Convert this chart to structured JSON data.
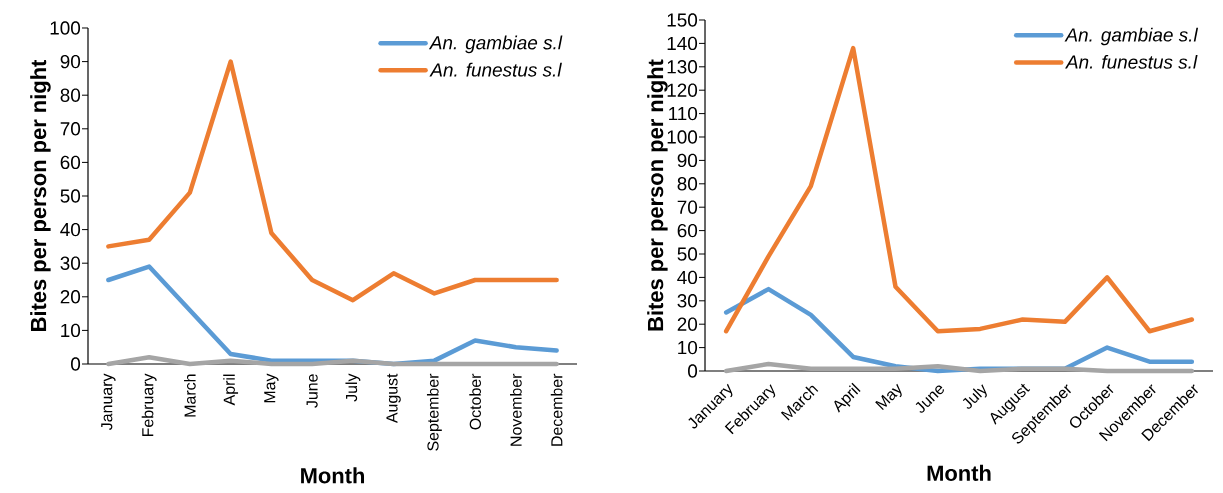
{
  "chart_data": [
    {
      "type": "line",
      "xlabel": "Month",
      "ylabel": "Bites per person per night",
      "categories": [
        "January",
        "February",
        "March",
        "April",
        "May",
        "June",
        "July",
        "August",
        "September",
        "October",
        "November",
        "December"
      ],
      "series": [
        {
          "name": "An. gambiae s.l",
          "color": "#5b9bd5",
          "values": [
            25,
            29,
            16,
            3,
            1,
            1,
            1,
            0,
            1,
            7,
            5,
            4
          ]
        },
        {
          "name": "An. funestus s.l",
          "color": "#ed7d31",
          "values": [
            35,
            37,
            51,
            90,
            39,
            25,
            19,
            27,
            21,
            25,
            25,
            25
          ]
        },
        {
          "color": "#a5a5a5",
          "values": [
            0,
            2,
            0,
            1,
            0,
            0,
            1,
            0,
            0,
            0,
            0,
            0
          ]
        }
      ],
      "ylim": [
        0,
        100
      ],
      "yticks": [
        0,
        10,
        20,
        30,
        40,
        50,
        60,
        70,
        80,
        90,
        100
      ],
      "grid": false,
      "legend": "top right",
      "marker": "none",
      "line_style": "solid"
    },
    {
      "type": "line",
      "xlabel": "Month",
      "ylabel": "Bites per person per night",
      "categories": [
        "January",
        "February",
        "March",
        "April",
        "May",
        "June",
        "July",
        "August",
        "September",
        "October",
        "November",
        "December"
      ],
      "series": [
        {
          "name": "An. gambiae s.l",
          "color": "#5b9bd5",
          "values": [
            25,
            35,
            24,
            6,
            2,
            0,
            1,
            1,
            1,
            10,
            4,
            4
          ]
        },
        {
          "name": "An. funestus s.l",
          "color": "#ed7d31",
          "values": [
            17,
            49,
            79,
            138,
            36,
            17,
            18,
            22,
            21,
            40,
            17,
            22
          ]
        },
        {
          "color": "#a5a5a5",
          "values": [
            0,
            3,
            1,
            1,
            1,
            2,
            0,
            1,
            1,
            0,
            0,
            0
          ]
        }
      ],
      "ylim": [
        0,
        150
      ],
      "yticks": [
        0,
        10,
        20,
        30,
        40,
        50,
        60,
        70,
        80,
        90,
        100,
        110,
        120,
        130,
        140,
        150
      ],
      "grid": false,
      "legend": "top right",
      "marker": "none",
      "line_style": "solid"
    }
  ]
}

○ ○ ○ ○ ○

→ **Requirement**: All of the entries need to be transcribed word for word; pictures are left out.

→ **Solution**:
Convert this chart to structured JSON data.
{
  "chart_data": [
    {
      "type": "line",
      "xlabel": "Month",
      "ylabel": "Bites per person per night",
      "categories": [
        "January",
        "February",
        "March",
        "April",
        "May",
        "June",
        "July",
        "August",
        "September",
        "October",
        "November",
        "December"
      ],
      "series": [
        {
          "name": "An. gambiae s.l",
          "color": "#5b9bd5",
          "values": [
            25,
            29,
            16,
            3,
            1,
            1,
            1,
            0,
            1,
            7,
            5,
            4
          ]
        },
        {
          "name": "An. funestus s.l",
          "color": "#ed7d31",
          "values": [
            35,
            37,
            51,
            90,
            39,
            25,
            19,
            27,
            21,
            25,
            25,
            25
          ]
        },
        {
          "color": "#a5a5a5",
          "values": [
            0,
            2,
            0,
            1,
            0,
            0,
            1,
            0,
            0,
            0,
            0,
            0
          ]
        }
      ],
      "ylim": [
        0,
        100
      ],
      "yticks": [
        0,
        10,
        20,
        30,
        40,
        50,
        60,
        70,
        80,
        90,
        100
      ],
      "grid": false,
      "legend": "top right",
      "marker": "none",
      "line_style": "solid"
    },
    {
      "type": "line",
      "xlabel": "Month",
      "ylabel": "Bites per person per night",
      "categories": [
        "January",
        "February",
        "March",
        "April",
        "May",
        "June",
        "July",
        "August",
        "September",
        "October",
        "November",
        "December"
      ],
      "series": [
        {
          "name": "An. gambiae s.l",
          "color": "#5b9bd5",
          "values": [
            25,
            35,
            24,
            6,
            2,
            0,
            1,
            1,
            1,
            10,
            4,
            4
          ]
        },
        {
          "name": "An. funestus s.l",
          "color": "#ed7d31",
          "values": [
            17,
            49,
            79,
            138,
            36,
            17,
            18,
            22,
            21,
            40,
            17,
            22
          ]
        },
        {
          "color": "#a5a5a5",
          "values": [
            0,
            3,
            1,
            1,
            1,
            2,
            0,
            1,
            1,
            0,
            0,
            0
          ]
        }
      ],
      "ylim": [
        0,
        150
      ],
      "yticks": [
        0,
        10,
        20,
        30,
        40,
        50,
        60,
        70,
        80,
        90,
        100,
        110,
        120,
        130,
        140,
        150
      ],
      "grid": false,
      "legend": "top right",
      "marker": "none",
      "line_style": "solid"
    }
  ]
}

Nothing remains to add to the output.